▶ **Data to process**
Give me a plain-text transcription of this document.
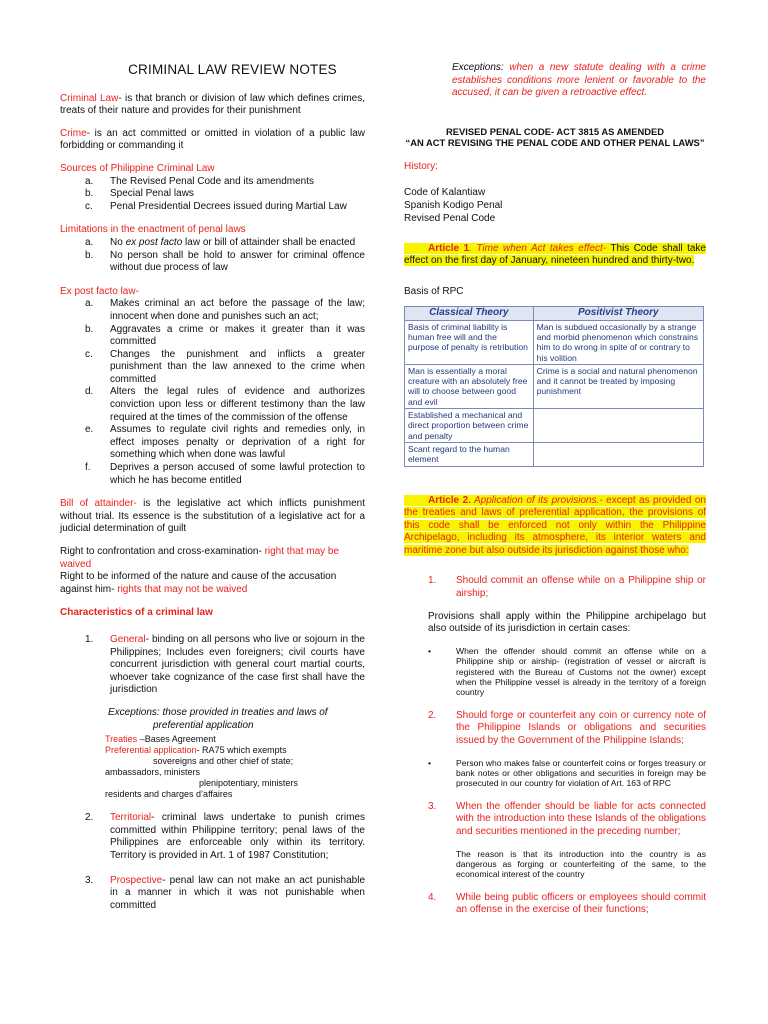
CRIMINAL LAW REVIEW NOTES
Criminal Law- is that branch or division of law which defines crimes, treats of their nature and provides for their punishment
Crime- is an act committed or omitted in violation of a public law forbidding or commanding it
Sources of Philippine Criminal Law
a. The Revised Penal Code and its amendments
b. Special Penal laws
c. Penal Presidential Decrees issued during Martial Law
Limitations in the enactment of penal laws
a. No ex post facto law or bill of attainder shall be enacted
b. No person shall be hold to answer for criminal offence without due process of law
Ex post facto law-
a. Makes criminal an act before the passage of the law; innocent when done and punishes such an act;
b. Aggravates a crime or makes it greater than it was committed
c. Changes the punishment and inflicts a greater punishment than the law annexed to the crime when committed
d. Alters the legal rules of evidence and authorizes conviction upon less or different testimony than the law required at the times of the commission of the offense
e. Assumes to regulate civil rights and remedies only, in effect imposes penalty or deprivation of a right for something which when done was lawful
f. Deprives a person accused of some lawful protection to which he has become entitled
Bill of attainder- is the legislative act which inflicts punishment without trial. Its essence is the substitution of a legislative act for a judicial determination of guilt
Right to confrontation and cross-examination- right that may be waived
Right to be informed of the nature and cause of the accusation against him- rights that may not be waived
Characteristics of a criminal law
1. General- binding on all persons who live or sojourn in the Philippines; Includes even foreigners; civil courts have concurrent jurisdiction with general court martial courts, whoever take cognizance of the case first shall have the jurisdiction
Exceptions: those provided in treaties and laws of
preferential application
Treaties –Bases Agreement
Preferential application- RA75 which exempts
sovereigns and other chief of state;
ambassadors, ministers
plenipotentiary, ministers
residents and charges d’affaires
2. Territorial- criminal laws undertake to punish crimes committed within Philippine territory; penal laws of the Philippines are enforceable only within its territory. Territory is provided in Art. 1 of 1987 Constitution;
3. Prospective- penal law can not make an act punishable in a manner in which it was not punishable when committed
Exceptions: when a new statute dealing with a crime establishes conditions more lenient or favorable to the accused, it can be given a retroactive effect.
REVISED PENAL CODE- ACT 3815 AS AMENDED
“AN ACT REVISING THE PENAL CODE AND OTHER PENAL LAWS”
History:
Code of Kalantiaw
Spanish Kodigo Penal
Revised Penal Code
Article 1. Time when Act takes effect- This Code shall take effect on the first day of January, nineteen hundred and thirty-two.
Basis of RPC
Classical Theory	Positivist Theory
Basis of criminal liability is human free will and the purpose of penalty is retribution	Man is subdued occasionally by a strange and morbid phenomenon which constrains him to do wrong in spite of or contrary to his volition
Man is essentially a moral creature with an absolutely free will to choose between good and evil	Crime is a social and natural phenomenon and it cannot be treated by imposing punishment
Established a mechanical and direct proportion between crime and penalty	
Scant regard to the human element	
Article 2. Application of its provisions.- except as provided on the treaties and laws of preferential application, the provisions of this code shall be enforced not only within the Philippine Archipelago, including its atmosphere, its interior waters and maritime zone but also outside its jurisdiction against those who:
1. Should commit an offense while on a Philippine ship or airship;
Provisions shall apply within the Philippine archipelago but also outside of its jurisdiction in certain cases:
•	When the offender should commit an offense while on a Philippine ship or airship- (registration of vessel or aircraft is registered with the Bureau of Customs not the owner) except when the Philippine vessel is already in the territory of a foreign country
2. Should forge or counterfeit any coin or currency note of the Philippine Islands or obligations and securities issued by the Government of the Philippine Islands;
•	Person who makes false or counterfeit coins or forges treasury or bank notes or other obligations and securities in foreign may be prosecuted in our country for violation of Art. 163 of RPC
3. When the offender should be liable for acts connected with the introduction into these Islands of the obligations and securities mentioned in the preceding number;
The reason is that its introduction into the country is as dangerous as forging or counterfeiting of the same, to the economical interest of the country
4. While being public officers or employees should commit an offense in the exercise of their functions;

▶ **Aim of the exercise**
Go over the records above and tally the lines with the word "that" in them. Give the number alone.

▶ **Output below**
4